> _Your goal_: Locate the lines that hold the string "American". Copy every such line.

Data entries:
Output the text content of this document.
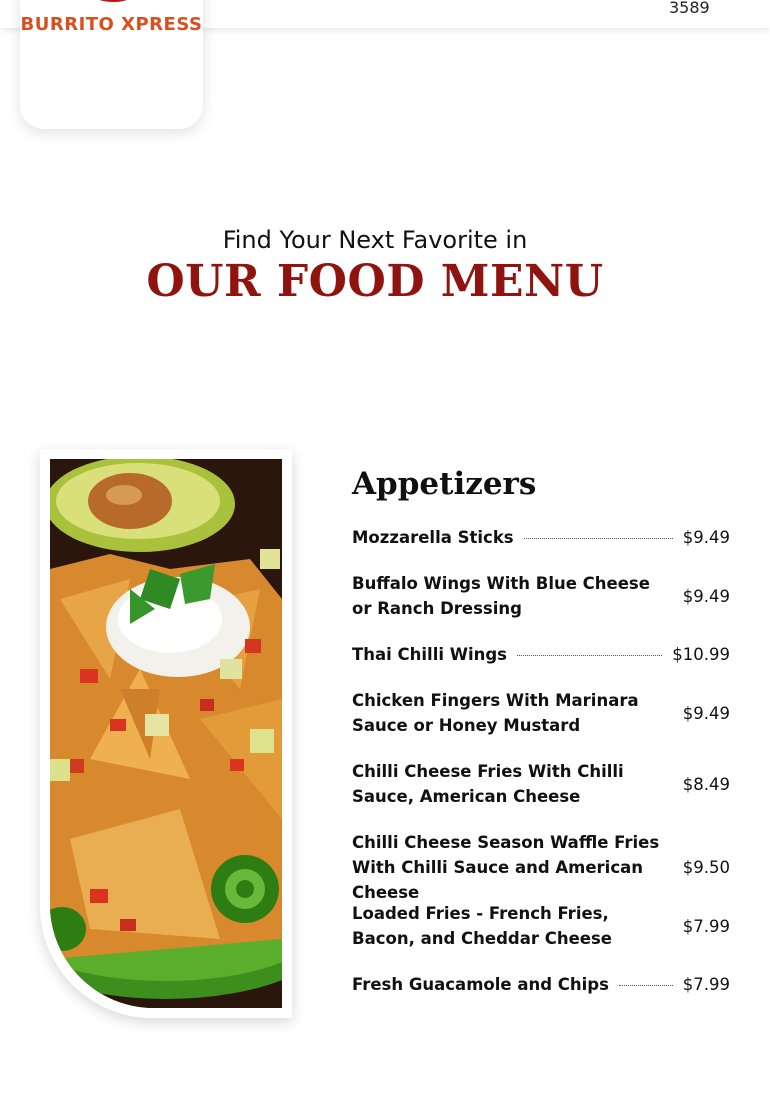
3589
BURRITO XPRESS
Find Your Next Favorite in
OUR FOOD MENU
Appetizers
Mozzarella Sticks	$9.49
Buffalo Wings With Blue Cheese or Ranch Dressing
$9.49
Thai Chilli Wings	$10.99
Chicken Fingers With Marinara Sauce or Honey Mustard
$9.49
Chilli Cheese Fries With Chilli Sauce, American Cheese
$8.49
Chilli Cheese Season Waffle Fries With Chilli Sauce and American Cheese
$9.50
Loaded Fries - French Fries, Bacon, and Cheddar Cheese
$7.99
Fresh Guacamole and Chips	$7.99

> _Completed exercise_:
Chilli Cheese Fries With Chilli Sauce, American Cheese
Chilli Cheese Season Waffle Fries With Chilli Sauce and American Cheese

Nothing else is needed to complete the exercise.